PROMPT:
For each line in the data below that holds "icon", return a copy.

EXTRACTED DATA:
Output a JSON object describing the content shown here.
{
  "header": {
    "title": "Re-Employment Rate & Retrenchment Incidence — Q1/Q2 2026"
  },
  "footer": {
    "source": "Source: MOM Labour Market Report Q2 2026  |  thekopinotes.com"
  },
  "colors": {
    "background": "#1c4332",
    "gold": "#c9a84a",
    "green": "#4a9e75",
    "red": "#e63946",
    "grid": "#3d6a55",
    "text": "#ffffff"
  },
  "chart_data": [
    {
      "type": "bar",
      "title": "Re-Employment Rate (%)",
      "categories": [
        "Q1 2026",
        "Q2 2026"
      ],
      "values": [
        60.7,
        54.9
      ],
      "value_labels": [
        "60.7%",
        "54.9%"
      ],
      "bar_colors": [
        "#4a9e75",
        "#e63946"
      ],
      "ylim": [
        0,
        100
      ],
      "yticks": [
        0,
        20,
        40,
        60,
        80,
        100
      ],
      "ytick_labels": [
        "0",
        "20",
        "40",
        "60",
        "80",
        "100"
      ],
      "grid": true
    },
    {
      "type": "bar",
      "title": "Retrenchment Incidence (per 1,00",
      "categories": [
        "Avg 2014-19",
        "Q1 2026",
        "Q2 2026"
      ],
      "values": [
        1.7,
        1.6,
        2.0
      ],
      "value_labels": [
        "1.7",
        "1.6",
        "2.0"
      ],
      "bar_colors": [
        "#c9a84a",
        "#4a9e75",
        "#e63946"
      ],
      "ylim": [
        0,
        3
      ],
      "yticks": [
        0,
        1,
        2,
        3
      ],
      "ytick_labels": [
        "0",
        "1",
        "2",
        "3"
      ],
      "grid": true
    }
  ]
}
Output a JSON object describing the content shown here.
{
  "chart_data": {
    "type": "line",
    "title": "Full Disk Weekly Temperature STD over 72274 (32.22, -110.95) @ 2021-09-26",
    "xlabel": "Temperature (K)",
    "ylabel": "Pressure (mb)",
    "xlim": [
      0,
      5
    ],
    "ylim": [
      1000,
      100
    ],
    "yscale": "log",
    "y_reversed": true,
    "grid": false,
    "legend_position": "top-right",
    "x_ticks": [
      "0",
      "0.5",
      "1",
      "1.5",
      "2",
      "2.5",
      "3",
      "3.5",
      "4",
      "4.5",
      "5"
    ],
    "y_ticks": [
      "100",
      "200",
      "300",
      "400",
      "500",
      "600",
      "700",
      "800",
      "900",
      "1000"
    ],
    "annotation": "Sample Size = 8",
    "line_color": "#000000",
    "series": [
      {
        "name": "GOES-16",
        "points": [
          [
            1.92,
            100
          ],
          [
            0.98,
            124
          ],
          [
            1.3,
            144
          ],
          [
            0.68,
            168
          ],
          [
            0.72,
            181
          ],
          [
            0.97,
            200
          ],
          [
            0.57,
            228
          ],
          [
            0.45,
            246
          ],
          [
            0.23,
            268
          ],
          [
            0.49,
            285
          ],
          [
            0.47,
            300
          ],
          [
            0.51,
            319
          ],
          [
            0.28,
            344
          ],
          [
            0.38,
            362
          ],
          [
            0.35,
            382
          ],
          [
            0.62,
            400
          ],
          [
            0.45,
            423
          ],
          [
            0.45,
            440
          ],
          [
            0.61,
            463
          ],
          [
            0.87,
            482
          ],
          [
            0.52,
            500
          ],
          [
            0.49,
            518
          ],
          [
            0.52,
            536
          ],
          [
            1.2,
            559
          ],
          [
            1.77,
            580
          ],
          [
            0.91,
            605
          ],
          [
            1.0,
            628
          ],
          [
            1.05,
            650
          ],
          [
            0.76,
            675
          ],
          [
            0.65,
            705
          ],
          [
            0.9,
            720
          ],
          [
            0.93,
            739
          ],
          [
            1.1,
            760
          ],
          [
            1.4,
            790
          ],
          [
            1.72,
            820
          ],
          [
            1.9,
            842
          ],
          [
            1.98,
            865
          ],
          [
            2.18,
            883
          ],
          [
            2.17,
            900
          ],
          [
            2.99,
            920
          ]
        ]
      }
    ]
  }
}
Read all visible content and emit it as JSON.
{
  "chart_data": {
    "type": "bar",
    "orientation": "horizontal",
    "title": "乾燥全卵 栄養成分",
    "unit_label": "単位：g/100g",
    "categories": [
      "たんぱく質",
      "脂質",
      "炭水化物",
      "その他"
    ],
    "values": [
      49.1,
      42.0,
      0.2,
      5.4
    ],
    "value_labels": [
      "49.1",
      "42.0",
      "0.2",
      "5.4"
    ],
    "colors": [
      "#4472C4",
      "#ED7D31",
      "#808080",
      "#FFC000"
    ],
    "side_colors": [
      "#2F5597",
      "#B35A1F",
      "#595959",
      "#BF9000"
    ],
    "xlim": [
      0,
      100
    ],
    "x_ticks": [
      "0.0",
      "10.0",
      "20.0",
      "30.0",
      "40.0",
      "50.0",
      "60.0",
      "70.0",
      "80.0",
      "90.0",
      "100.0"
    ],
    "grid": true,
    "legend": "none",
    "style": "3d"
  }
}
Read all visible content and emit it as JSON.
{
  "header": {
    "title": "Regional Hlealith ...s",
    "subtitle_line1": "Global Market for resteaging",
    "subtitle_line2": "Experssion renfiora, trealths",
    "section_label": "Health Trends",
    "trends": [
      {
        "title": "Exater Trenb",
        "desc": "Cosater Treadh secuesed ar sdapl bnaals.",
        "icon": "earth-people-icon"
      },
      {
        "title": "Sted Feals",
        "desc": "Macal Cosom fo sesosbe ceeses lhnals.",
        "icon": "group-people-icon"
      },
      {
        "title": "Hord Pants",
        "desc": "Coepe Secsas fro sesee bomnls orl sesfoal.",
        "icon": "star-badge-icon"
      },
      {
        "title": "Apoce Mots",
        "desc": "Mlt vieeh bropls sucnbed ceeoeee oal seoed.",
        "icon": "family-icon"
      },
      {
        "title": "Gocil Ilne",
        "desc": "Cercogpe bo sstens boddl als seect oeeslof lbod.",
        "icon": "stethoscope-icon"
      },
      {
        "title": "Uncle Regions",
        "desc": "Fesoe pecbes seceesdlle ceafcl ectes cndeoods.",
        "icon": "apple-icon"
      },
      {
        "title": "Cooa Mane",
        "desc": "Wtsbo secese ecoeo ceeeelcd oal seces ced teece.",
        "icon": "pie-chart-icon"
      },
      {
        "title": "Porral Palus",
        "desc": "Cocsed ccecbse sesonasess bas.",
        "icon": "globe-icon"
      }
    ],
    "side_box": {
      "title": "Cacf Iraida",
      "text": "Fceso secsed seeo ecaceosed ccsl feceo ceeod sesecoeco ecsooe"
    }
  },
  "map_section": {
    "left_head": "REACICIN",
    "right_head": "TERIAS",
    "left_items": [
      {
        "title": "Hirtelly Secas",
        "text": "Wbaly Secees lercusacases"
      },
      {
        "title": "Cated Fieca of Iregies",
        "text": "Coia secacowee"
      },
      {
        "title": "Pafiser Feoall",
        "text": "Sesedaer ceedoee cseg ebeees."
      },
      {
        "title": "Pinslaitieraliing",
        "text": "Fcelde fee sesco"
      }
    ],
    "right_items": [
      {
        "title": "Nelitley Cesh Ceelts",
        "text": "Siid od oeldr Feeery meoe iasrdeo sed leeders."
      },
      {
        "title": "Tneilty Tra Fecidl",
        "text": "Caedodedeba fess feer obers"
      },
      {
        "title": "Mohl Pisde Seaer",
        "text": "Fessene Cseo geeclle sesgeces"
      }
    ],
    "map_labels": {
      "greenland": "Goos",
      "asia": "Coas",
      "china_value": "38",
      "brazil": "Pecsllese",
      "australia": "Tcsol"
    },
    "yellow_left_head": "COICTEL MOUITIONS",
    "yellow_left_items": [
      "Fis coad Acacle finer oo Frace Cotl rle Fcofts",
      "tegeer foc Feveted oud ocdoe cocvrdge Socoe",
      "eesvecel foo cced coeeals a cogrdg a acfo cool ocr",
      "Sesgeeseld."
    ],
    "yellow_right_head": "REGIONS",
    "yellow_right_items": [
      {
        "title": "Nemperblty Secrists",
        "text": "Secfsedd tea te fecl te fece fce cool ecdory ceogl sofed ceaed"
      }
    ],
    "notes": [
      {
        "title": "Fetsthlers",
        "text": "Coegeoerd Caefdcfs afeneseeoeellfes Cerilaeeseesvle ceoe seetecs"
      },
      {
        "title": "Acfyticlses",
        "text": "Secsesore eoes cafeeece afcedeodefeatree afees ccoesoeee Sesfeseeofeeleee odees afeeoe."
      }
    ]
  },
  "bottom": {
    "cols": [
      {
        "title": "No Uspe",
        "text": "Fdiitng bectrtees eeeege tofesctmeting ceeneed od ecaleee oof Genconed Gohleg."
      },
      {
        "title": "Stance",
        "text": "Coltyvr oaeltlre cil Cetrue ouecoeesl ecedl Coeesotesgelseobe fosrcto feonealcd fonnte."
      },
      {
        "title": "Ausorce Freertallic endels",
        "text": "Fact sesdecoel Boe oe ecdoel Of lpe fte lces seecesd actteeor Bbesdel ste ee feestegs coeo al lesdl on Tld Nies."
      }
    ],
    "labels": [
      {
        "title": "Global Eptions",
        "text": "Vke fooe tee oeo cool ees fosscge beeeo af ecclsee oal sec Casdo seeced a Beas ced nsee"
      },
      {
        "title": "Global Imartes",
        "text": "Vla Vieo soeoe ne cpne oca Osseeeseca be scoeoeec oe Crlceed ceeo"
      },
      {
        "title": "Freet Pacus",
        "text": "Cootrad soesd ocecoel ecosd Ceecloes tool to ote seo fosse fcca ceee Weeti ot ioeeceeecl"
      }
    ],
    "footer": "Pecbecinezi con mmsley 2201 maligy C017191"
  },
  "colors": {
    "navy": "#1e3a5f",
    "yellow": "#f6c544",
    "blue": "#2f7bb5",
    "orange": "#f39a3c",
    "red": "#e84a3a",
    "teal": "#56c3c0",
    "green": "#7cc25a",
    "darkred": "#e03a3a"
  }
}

SOLUTION FOR THIS TASK:
        "icon": "earth-people-icon"
        "icon": "group-people-icon"
        "icon": "star-badge-icon"
        "icon": "family-icon"
        "icon": "stethoscope-icon"
        "icon": "apple-icon"
        "icon": "pie-chart-icon"
        "icon": "globe-icon"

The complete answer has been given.